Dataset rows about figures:
==============================

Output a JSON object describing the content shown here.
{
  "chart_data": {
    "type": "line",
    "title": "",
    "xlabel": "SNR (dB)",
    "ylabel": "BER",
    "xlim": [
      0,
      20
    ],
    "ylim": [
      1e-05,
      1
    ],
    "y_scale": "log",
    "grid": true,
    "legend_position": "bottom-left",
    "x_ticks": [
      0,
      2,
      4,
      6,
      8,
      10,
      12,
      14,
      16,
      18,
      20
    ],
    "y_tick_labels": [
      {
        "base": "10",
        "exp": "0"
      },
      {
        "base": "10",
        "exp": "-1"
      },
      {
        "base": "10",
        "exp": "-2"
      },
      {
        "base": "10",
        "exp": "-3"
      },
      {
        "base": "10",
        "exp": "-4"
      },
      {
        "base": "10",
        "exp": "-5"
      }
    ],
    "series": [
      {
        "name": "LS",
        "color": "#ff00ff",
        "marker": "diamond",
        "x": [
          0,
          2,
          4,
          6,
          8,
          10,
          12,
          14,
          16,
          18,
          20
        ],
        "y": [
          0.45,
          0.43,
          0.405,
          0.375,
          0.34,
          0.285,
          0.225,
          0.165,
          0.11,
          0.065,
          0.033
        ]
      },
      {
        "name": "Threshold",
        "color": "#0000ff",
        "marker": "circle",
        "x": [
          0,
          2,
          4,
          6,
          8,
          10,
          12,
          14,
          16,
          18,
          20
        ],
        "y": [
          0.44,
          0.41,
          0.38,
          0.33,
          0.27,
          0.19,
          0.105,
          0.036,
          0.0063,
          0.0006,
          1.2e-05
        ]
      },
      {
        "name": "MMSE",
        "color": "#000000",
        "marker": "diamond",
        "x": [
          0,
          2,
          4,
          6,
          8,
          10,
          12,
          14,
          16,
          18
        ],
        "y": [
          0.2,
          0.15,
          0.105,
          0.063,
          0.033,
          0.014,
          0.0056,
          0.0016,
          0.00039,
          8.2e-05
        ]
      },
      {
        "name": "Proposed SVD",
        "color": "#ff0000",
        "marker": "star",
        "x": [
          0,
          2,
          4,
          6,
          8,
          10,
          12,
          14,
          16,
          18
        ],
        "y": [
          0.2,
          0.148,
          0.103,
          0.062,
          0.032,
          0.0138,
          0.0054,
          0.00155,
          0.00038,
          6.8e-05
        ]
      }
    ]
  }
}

==============================

■ **Given request**
Reproduce the material above, every line of it, exactly.

■ **Worked solution**
Output a JSON object describing the content shown here.
{
  "chart_data": {
    "type": "line",
    "title": "",
    "xlabel": "SNR (dB)",
    "ylabel": "BER",
    "xlim": [
      0,
      20
    ],
    "ylim": [
      1e-05,
      1
    ],
    "y_scale": "log",
    "grid": true,
    "legend_position": "bottom-left",
    "x_ticks": [
      0,
      2,
      4,
      6,
      8,
      10,
      12,
      14,
      16,
      18,
      20
    ],
    "y_tick_labels": [
      {
        "base": "10",
        "exp": "0"
      },
      {
        "base": "10",
        "exp": "-1"
      },
      {
        "base": "10",
        "exp": "-2"
      },
      {
        "base": "10",
        "exp": "-3"
      },
      {
        "base": "10",
        "exp": "-4"
      },
      {
        "base": "10",
        "exp": "-5"
      }
    ],
    "series": [
      {
        "name": "LS",
        "color": "#ff00ff",
        "marker": "diamond",
        "x": [
          0,
          2,
          4,
          6,
          8,
          10,
          12,
          14,
          16,
          18,
          20
        ],
        "y": [
          0.45,
          0.43,
          0.405,
          0.375,
          0.34,
          0.285,
          0.225,
          0.165,
          0.11,
          0.065,
          0.033
        ]
      },
      {
        "name": "Threshold",
        "color": "#0000ff",
        "marker": "circle",
        "x": [
          0,
          2,
          4,
          6,
          8,
          10,
          12,
          14,
          16,
          18,
          20
        ],
        "y": [
          0.44,
          0.41,
          0.38,
          0.33,
          0.27,
          0.19,
          0.105,
          0.036,
          0.0063,
          0.0006,
          1.2e-05
        ]
      },
      {
        "name": "MMSE",
        "color": "#000000",
        "marker": "diamond",
        "x": [
          0,
          2,
          4,
          6,
          8,
          10,
          12,
          14,
          16,
          18
        ],
        "y": [
          0.2,
          0.15,
          0.105,
          0.063,
          0.033,
          0.014,
          0.0056,
          0.0016,
          0.00039,
          8.2e-05
        ]
      },
      {
        "name": "Proposed SVD",
        "color": "#ff0000",
        "marker": "star",
        "x": [
          0,
          2,
          4,
          6,
          8,
          10,
          12,
          14,
          16,
          18
        ],
        "y": [
          0.2,
          0.148,
          0.103,
          0.062,
          0.032,
          0.0138,
          0.0054,
          0.00155,
          0.00038,
          6.8e-05
        ]
      }
    ]
  }
}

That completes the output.